Aim: Establish how many lines in the material include the string "взорванной" and report it as a lone number.

Material shown:
☆ ☆ ☆

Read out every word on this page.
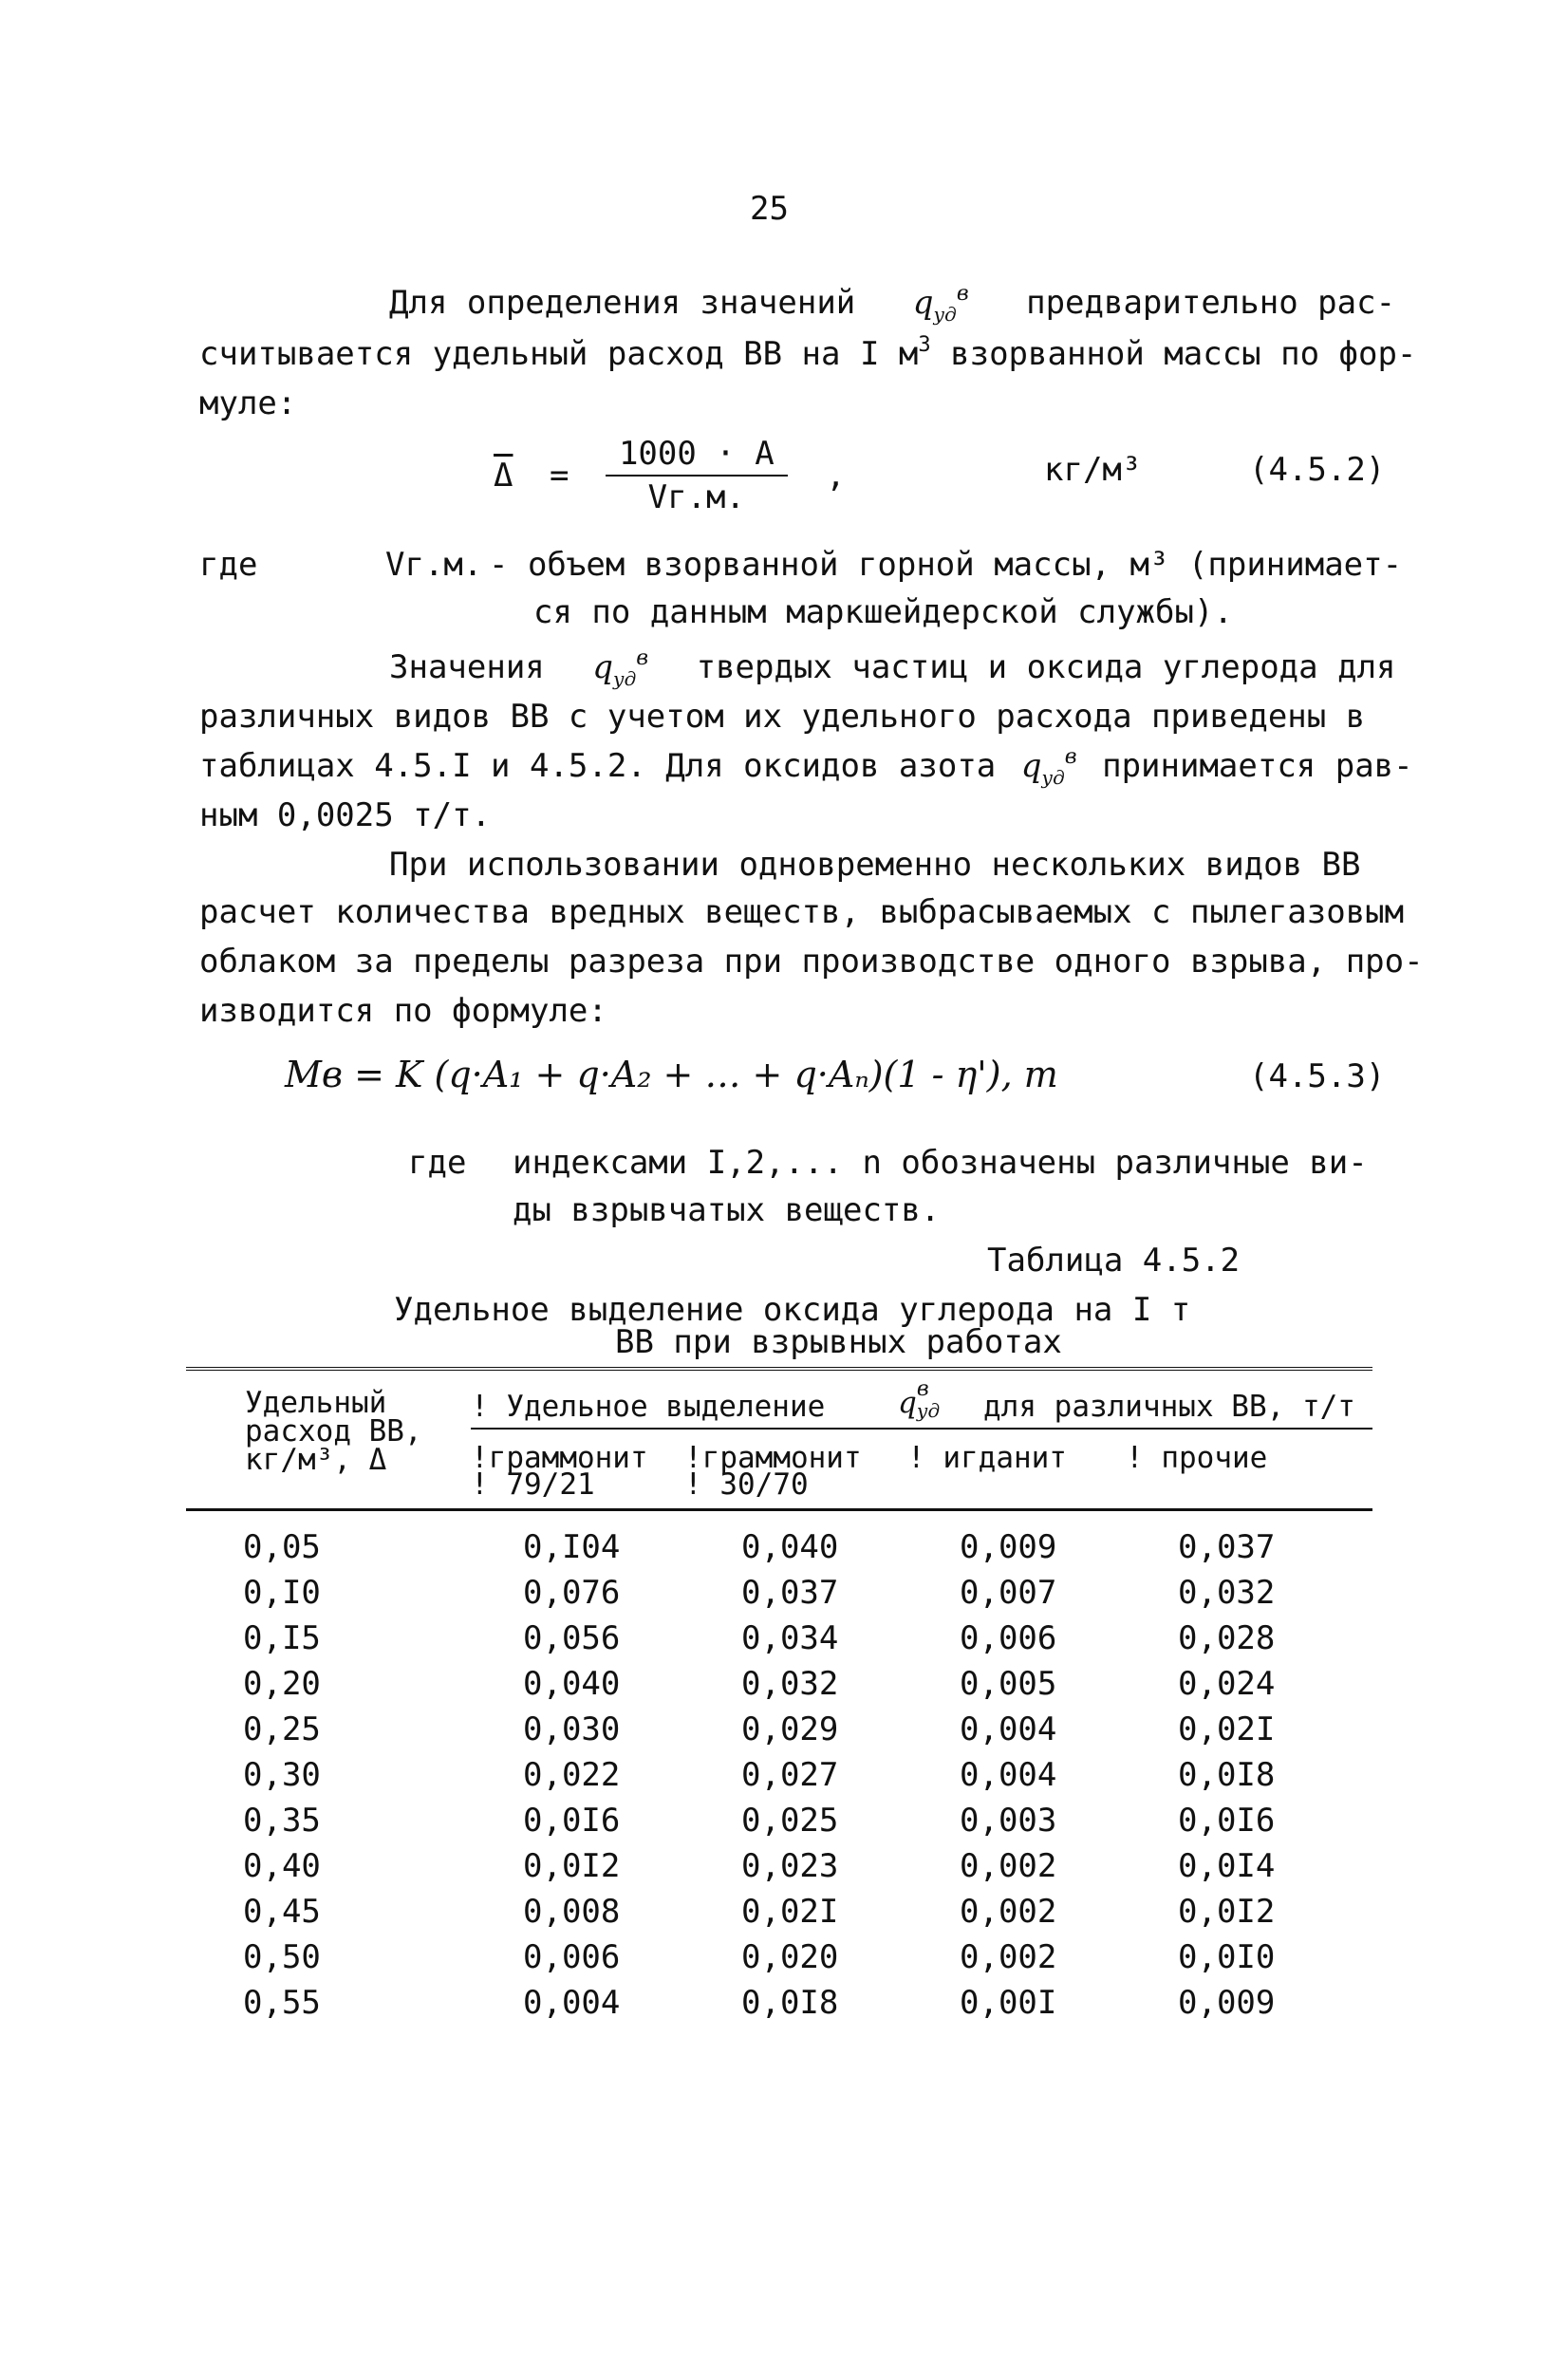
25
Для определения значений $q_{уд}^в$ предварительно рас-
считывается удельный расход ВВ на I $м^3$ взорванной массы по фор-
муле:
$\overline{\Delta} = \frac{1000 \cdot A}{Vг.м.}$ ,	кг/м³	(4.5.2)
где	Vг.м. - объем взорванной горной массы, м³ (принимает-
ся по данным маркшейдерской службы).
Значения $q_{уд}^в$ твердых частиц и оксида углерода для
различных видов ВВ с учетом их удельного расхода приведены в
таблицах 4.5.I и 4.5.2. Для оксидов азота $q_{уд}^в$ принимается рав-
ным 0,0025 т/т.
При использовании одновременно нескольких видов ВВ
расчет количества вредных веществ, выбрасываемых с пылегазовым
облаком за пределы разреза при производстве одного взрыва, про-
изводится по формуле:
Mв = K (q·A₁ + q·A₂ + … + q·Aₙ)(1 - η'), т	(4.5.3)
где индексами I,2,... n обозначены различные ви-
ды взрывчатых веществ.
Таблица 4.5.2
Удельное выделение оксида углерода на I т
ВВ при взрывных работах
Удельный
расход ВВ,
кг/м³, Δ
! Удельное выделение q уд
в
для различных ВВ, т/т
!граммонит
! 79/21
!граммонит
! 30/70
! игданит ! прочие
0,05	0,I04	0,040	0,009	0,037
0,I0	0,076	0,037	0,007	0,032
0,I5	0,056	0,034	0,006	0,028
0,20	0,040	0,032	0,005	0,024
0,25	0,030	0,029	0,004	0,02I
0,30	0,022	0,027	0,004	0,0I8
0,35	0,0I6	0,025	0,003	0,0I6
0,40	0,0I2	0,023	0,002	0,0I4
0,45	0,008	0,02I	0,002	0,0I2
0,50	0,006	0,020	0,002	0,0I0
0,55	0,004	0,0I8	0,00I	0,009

☆ ☆ ☆

Result: 2